Without changing a character, return the entries, but not the images they hold.

[Some records]
-- -- --

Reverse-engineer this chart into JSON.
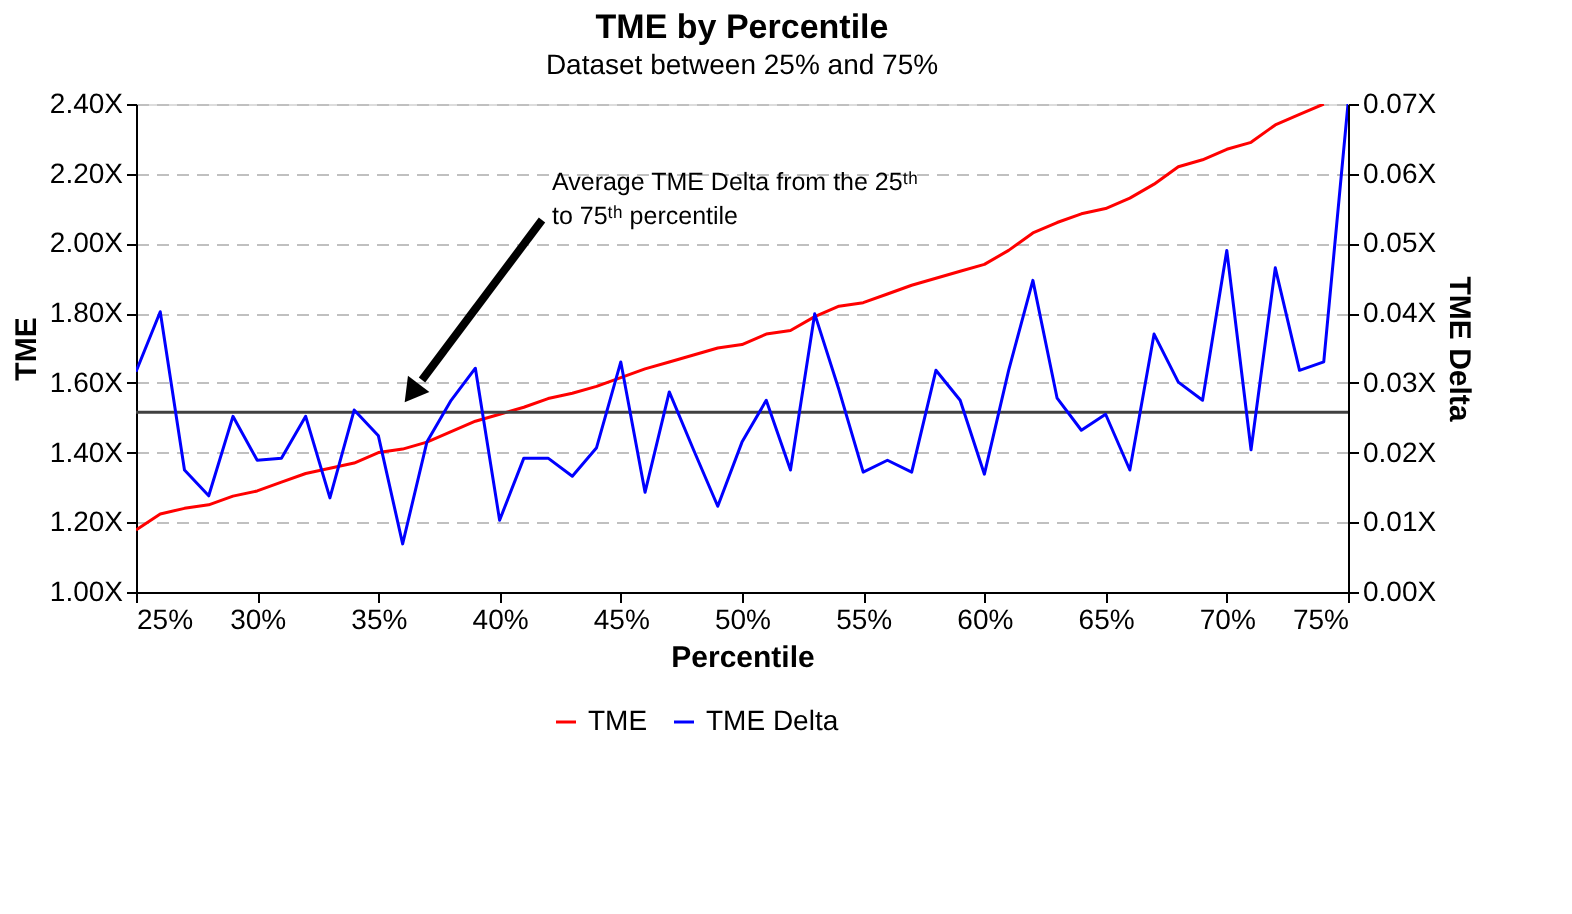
{
  "chart_data": {
    "type": "line",
    "title": "TME by Percentile",
    "subtitle": "Dataset between 25% and 75%",
    "xlabel": "Percentile",
    "ylabel": "TME",
    "y2label": "TME Delta",
    "x": [
      25,
      26,
      27,
      28,
      29,
      30,
      31,
      32,
      33,
      34,
      35,
      36,
      37,
      38,
      39,
      40,
      41,
      42,
      43,
      44,
      45,
      46,
      47,
      48,
      49,
      50,
      51,
      52,
      53,
      54,
      55,
      56,
      57,
      58,
      59,
      60,
      61,
      62,
      63,
      64,
      65,
      66,
      67,
      68,
      69,
      70,
      71,
      72,
      73,
      74,
      75
    ],
    "series": [
      {
        "name": "TME",
        "color": "#ff0000",
        "values": [
          1.178,
          1.224,
          1.24,
          1.25,
          1.275,
          1.29,
          1.315,
          1.34,
          1.355,
          1.37,
          1.4,
          1.41,
          1.43,
          1.46,
          1.49,
          1.51,
          1.53,
          1.555,
          1.57,
          1.59,
          1.615,
          1.64,
          1.66,
          1.68,
          1.7,
          1.71,
          1.74,
          1.75,
          1.79,
          1.82,
          1.83,
          1.855,
          1.88,
          1.9,
          1.92,
          1.94,
          1.98,
          2.03,
          2.06,
          2.085,
          2.1,
          2.13,
          2.17,
          2.22,
          2.24,
          2.27,
          2.29,
          2.34,
          2.37,
          2.4,
          null
        ]
      },
      {
        "name": "TME Delta",
        "color": "#0000ff",
        "axis": "y2",
        "values": [
          0.0316,
          0.0402,
          0.0175,
          0.0138,
          0.0252,
          0.0189,
          0.0192,
          0.0252,
          0.0135,
          0.0261,
          0.0224,
          0.0069,
          0.0215,
          0.0275,
          0.0321,
          0.0103,
          0.0192,
          0.0192,
          0.0166,
          0.0207,
          0.033,
          0.0143,
          0.0287,
          0.0204,
          0.0123,
          0.0215,
          0.0275,
          0.0175,
          0.0399,
          0.029,
          0.0172,
          0.0189,
          0.0172,
          0.0318,
          0.0275,
          0.0169,
          0.0318,
          0.0447,
          0.0278,
          0.0232,
          0.0255,
          0.0175,
          0.037,
          0.0301,
          0.0275,
          0.049,
          0.0204,
          0.0465,
          0.0318,
          0.033,
          0.07
        ]
      }
    ],
    "xlim": [
      25,
      75
    ],
    "xticks": [
      {
        "value": 25,
        "label": "25%"
      },
      {
        "value": 30,
        "label": "30%"
      },
      {
        "value": 35,
        "label": "35%"
      },
      {
        "value": 40,
        "label": "40%"
      },
      {
        "value": 45,
        "label": "45%"
      },
      {
        "value": 50,
        "label": "50%"
      },
      {
        "value": 55,
        "label": "55%"
      },
      {
        "value": 60,
        "label": "60%"
      },
      {
        "value": 65,
        "label": "65%"
      },
      {
        "value": 70,
        "label": "70%"
      },
      {
        "value": 75,
        "label": "75%"
      }
    ],
    "ylim": [
      1.0,
      2.4
    ],
    "yticks": [
      {
        "value": 1.0,
        "label": "1.00X"
      },
      {
        "value": 1.2,
        "label": "1.20X"
      },
      {
        "value": 1.4,
        "label": "1.40X"
      },
      {
        "value": 1.6,
        "label": "1.60X"
      },
      {
        "value": 1.8,
        "label": "1.80X"
      },
      {
        "value": 2.0,
        "label": "2.00X"
      },
      {
        "value": 2.2,
        "label": "2.20X"
      },
      {
        "value": 2.4,
        "label": "2.40X"
      }
    ],
    "y2lim": [
      0,
      0.07
    ],
    "y2ticks": [
      {
        "value": 0,
        "label": "0.00X"
      },
      {
        "value": 0.01,
        "label": "0.01X"
      },
      {
        "value": 0.02,
        "label": "0.02X"
      },
      {
        "value": 0.03,
        "label": "0.03X"
      },
      {
        "value": 0.04,
        "label": "0.04X"
      },
      {
        "value": 0.05,
        "label": "0.05X"
      },
      {
        "value": 0.06,
        "label": "0.06X"
      },
      {
        "value": 0.07,
        "label": "0.07X"
      }
    ],
    "ref_lines": [
      {
        "axis": "y2",
        "value": 0.0258,
        "label": null,
        "color": "#404040"
      }
    ],
    "annotations": [
      "Average TME Delta from the 25ᵗʰ to 75ᵗʰ percentile"
    ],
    "grid": "y",
    "line_style": "solid",
    "marker": "none",
    "legend": "bottom"
  }
}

-- -- --

• TASK RESPONSE:
Reverse-engineer this chart into JSON.
{
  "chart_data": {
    "type": "line",
    "title": "TME by Percentile",
    "subtitle": "Dataset between 25% and 75%",
    "xlabel": "Percentile",
    "ylabel": "TME",
    "y2label": "TME Delta",
    "x": [
      25,
      26,
      27,
      28,
      29,
      30,
      31,
      32,
      33,
      34,
      35,
      36,
      37,
      38,
      39,
      40,
      41,
      42,
      43,
      44,
      45,
      46,
      47,
      48,
      49,
      50,
      51,
      52,
      53,
      54,
      55,
      56,
      57,
      58,
      59,
      60,
      61,
      62,
      63,
      64,
      65,
      66,
      67,
      68,
      69,
      70,
      71,
      72,
      73,
      74,
      75
    ],
    "series": [
      {
        "name": "TME",
        "color": "#ff0000",
        "values": [
          1.178,
          1.224,
          1.24,
          1.25,
          1.275,
          1.29,
          1.315,
          1.34,
          1.355,
          1.37,
          1.4,
          1.41,
          1.43,
          1.46,
          1.49,
          1.51,
          1.53,
          1.555,
          1.57,
          1.59,
          1.615,
          1.64,
          1.66,
          1.68,
          1.7,
          1.71,
          1.74,
          1.75,
          1.79,
          1.82,
          1.83,
          1.855,
          1.88,
          1.9,
          1.92,
          1.94,
          1.98,
          2.03,
          2.06,
          2.085,
          2.1,
          2.13,
          2.17,
          2.22,
          2.24,
          2.27,
          2.29,
          2.34,
          2.37,
          2.4,
          null
        ]
      },
      {
        "name": "TME Delta",
        "color": "#0000ff",
        "axis": "y2",
        "values": [
          0.0316,
          0.0402,
          0.0175,
          0.0138,
          0.0252,
          0.0189,
          0.0192,
          0.0252,
          0.0135,
          0.0261,
          0.0224,
          0.0069,
          0.0215,
          0.0275,
          0.0321,
          0.0103,
          0.0192,
          0.0192,
          0.0166,
          0.0207,
          0.033,
          0.0143,
          0.0287,
          0.0204,
          0.0123,
          0.0215,
          0.0275,
          0.0175,
          0.0399,
          0.029,
          0.0172,
          0.0189,
          0.0172,
          0.0318,
          0.0275,
          0.0169,
          0.0318,
          0.0447,
          0.0278,
          0.0232,
          0.0255,
          0.0175,
          0.037,
          0.0301,
          0.0275,
          0.049,
          0.0204,
          0.0465,
          0.0318,
          0.033,
          0.07
        ]
      }
    ],
    "xlim": [
      25,
      75
    ],
    "xticks": [
      {
        "value": 25,
        "label": "25%"
      },
      {
        "value": 30,
        "label": "30%"
      },
      {
        "value": 35,
        "label": "35%"
      },
      {
        "value": 40,
        "label": "40%"
      },
      {
        "value": 45,
        "label": "45%"
      },
      {
        "value": 50,
        "label": "50%"
      },
      {
        "value": 55,
        "label": "55%"
      },
      {
        "value": 60,
        "label": "60%"
      },
      {
        "value": 65,
        "label": "65%"
      },
      {
        "value": 70,
        "label": "70%"
      },
      {
        "value": 75,
        "label": "75%"
      }
    ],
    "ylim": [
      1.0,
      2.4
    ],
    "yticks": [
      {
        "value": 1.0,
        "label": "1.00X"
      },
      {
        "value": 1.2,
        "label": "1.20X"
      },
      {
        "value": 1.4,
        "label": "1.40X"
      },
      {
        "value": 1.6,
        "label": "1.60X"
      },
      {
        "value": 1.8,
        "label": "1.80X"
      },
      {
        "value": 2.0,
        "label": "2.00X"
      },
      {
        "value": 2.2,
        "label": "2.20X"
      },
      {
        "value": 2.4,
        "label": "2.40X"
      }
    ],
    "y2lim": [
      0,
      0.07
    ],
    "y2ticks": [
      {
        "value": 0,
        "label": "0.00X"
      },
      {
        "value": 0.01,
        "label": "0.01X"
      },
      {
        "value": 0.02,
        "label": "0.02X"
      },
      {
        "value": 0.03,
        "label": "0.03X"
      },
      {
        "value": 0.04,
        "label": "0.04X"
      },
      {
        "value": 0.05,
        "label": "0.05X"
      },
      {
        "value": 0.06,
        "label": "0.06X"
      },
      {
        "value": 0.07,
        "label": "0.07X"
      }
    ],
    "ref_lines": [
      {
        "axis": "y2",
        "value": 0.0258,
        "label": null,
        "color": "#404040"
      }
    ],
    "annotations": [
      "Average TME Delta from the 25ᵗʰ to 75ᵗʰ percentile"
    ],
    "grid": "y",
    "line_style": "solid",
    "marker": "none",
    "legend": "bottom"
  }
}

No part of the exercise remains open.